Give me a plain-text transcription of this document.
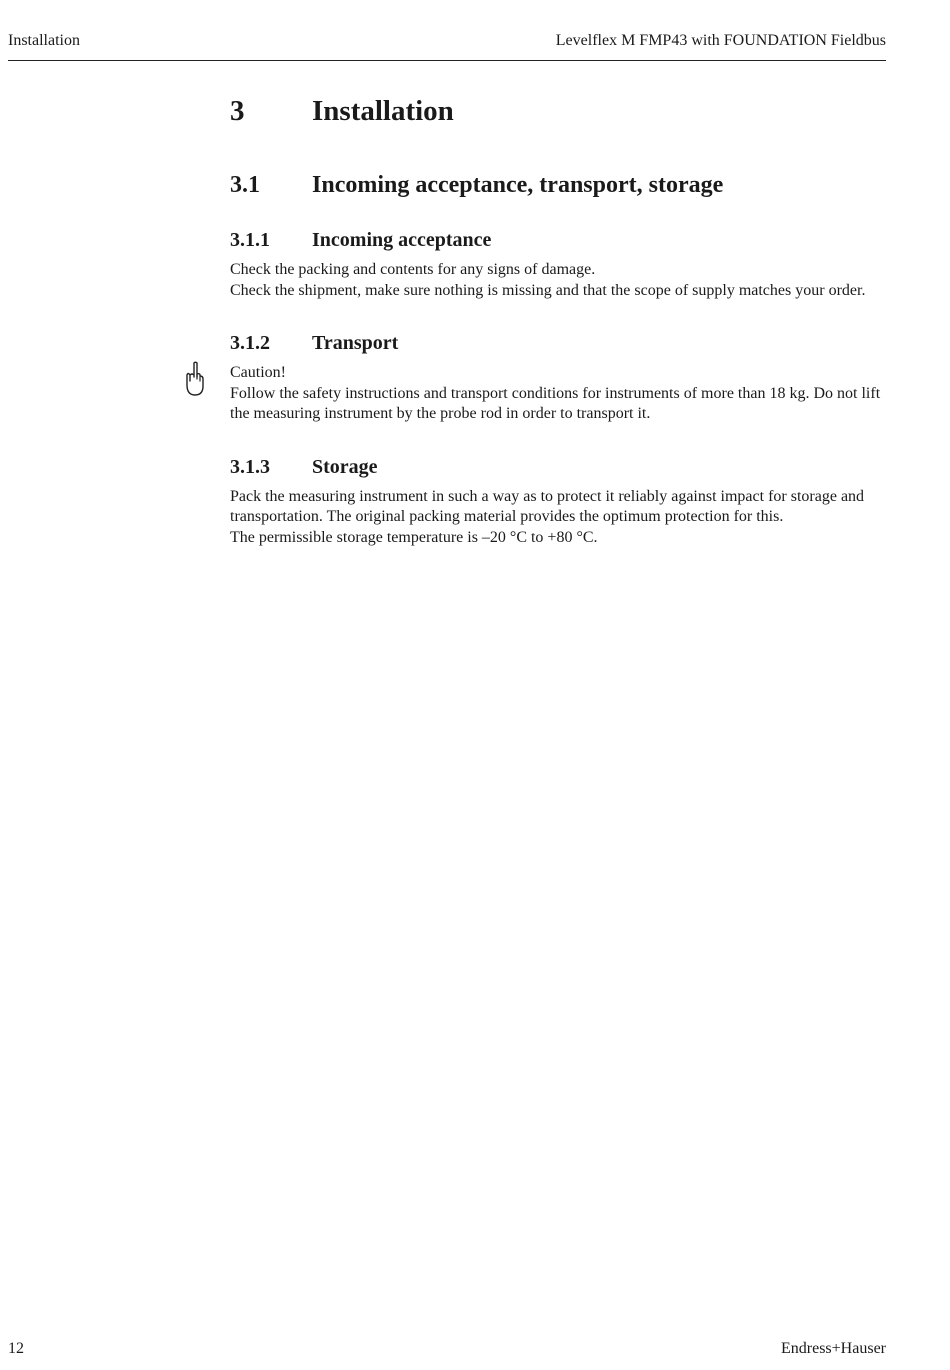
Installation	Levelflex M FMP43 with FOUNDATION Fieldbus
3 Installation
3.1 Incoming acceptance, transport, storage
3.1.1 Incoming acceptance

Check the packing and contents for any signs of damage.

Check the shipment, make sure nothing is missing and that the scope of supply matches your order.

3.1.2 Transport

Caution!

Follow the safety instructions and transport conditions for instruments of more than 18 kg. Do not lift the measuring instrument by the probe rod in order to transport it.

3.1.3 Storage

Pack the measuring instrument in such a way as to protect it reliably against impact for storage and transportation. The original packing material provides the optimum protection for this.

The permissible storage temperature is –20 °C to +80 °C.

12	Endress+Hauser
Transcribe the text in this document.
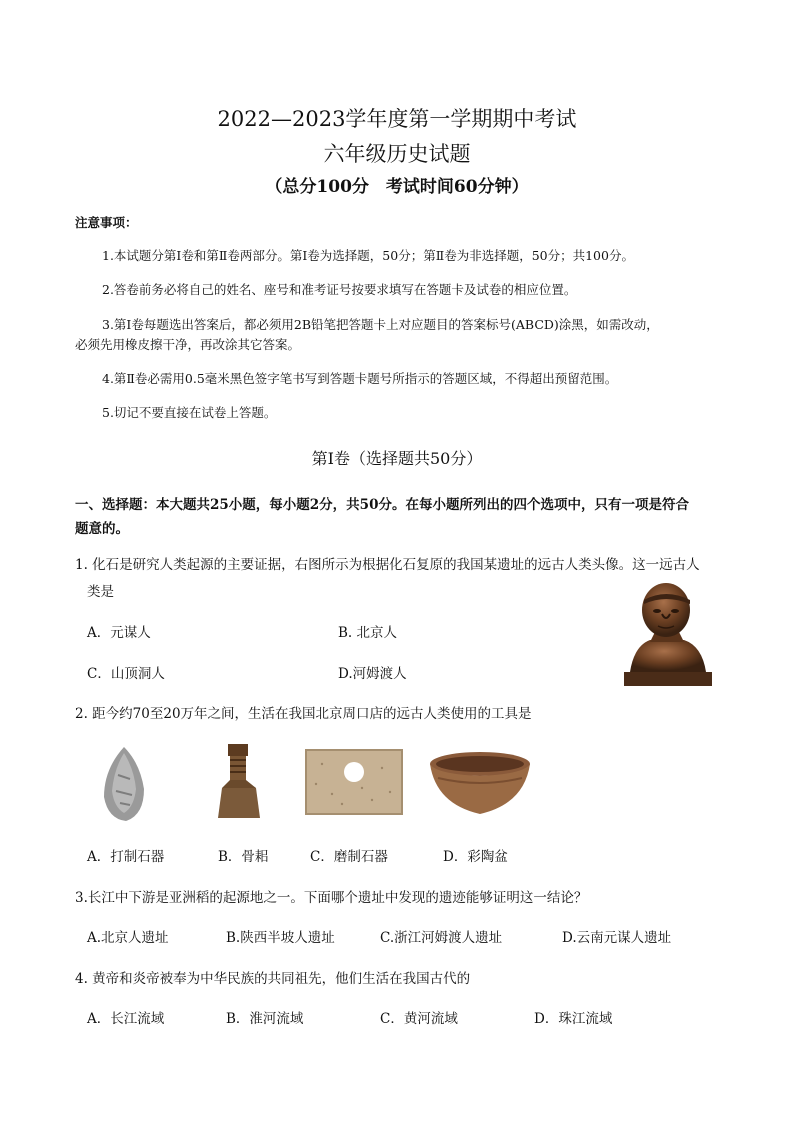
2022—2023学年度第一学期期中考试
六年级历史试题
（总分100分　考试时间60分钟）
注意事项：
1.本试题分第Ⅰ卷和第Ⅱ卷两部分。第Ⅰ卷为选择题，50分；第Ⅱ卷为非选择题，50分；共100分。
2.答卷前务必将自己的姓名、座号和准考证号按要求填写在答题卡及试卷的相应位置。
3.第Ⅰ卷每题选出答案后，都必须用2B铅笔把答题卡上对应题目的答案标号(ABCD)涂黑，如需改动，
必须先用橡皮擦干净，再改涂其它答案。
4.第Ⅱ卷必需用0.5毫米黑色签字笔书写到答题卡题号所指示的答题区域，不得超出预留范围。
5.切记不要直接在试卷上答题。
第Ⅰ卷（选择题共50分）
一、选择题：本大题共25小题，每小题2分，共50分。在每小题所列出的四个选项中，只有一项是符合
题意的。
1. 化石是研究人类起源的主要证据，右图所示为根据化石复原的我国某遗址的远古人类头像。这一远古人
类是
A．元谋人	B. 北京人
C．山顶洞人	D.河姆渡人
2. 距今约70至20万年之间，生活在我国北京周口店的远古人类使用的工具是
A．打制石器	B．骨耜	C．磨制石器	D．彩陶盆
3.长江中下游是亚洲稻的起源地之一。下面哪个遗址中发现的遗迹能够证明这一结论？
A.北京人遗址	B.陕西半坡人遗址	C.浙江河姆渡人遗址	D.云南元谋人遗址
4. 黄帝和炎帝被奉为中华民族的共同祖先，他们生活在我国古代的
A．长江流域	B．淮河流域	C．黄河流域	D．珠江流域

--------------------------------------------------

Report every line containing the word "document" from the listing above.

[Solution to this task]:
Give me a plain-text transcription of this document.
Transcribe the text in this document.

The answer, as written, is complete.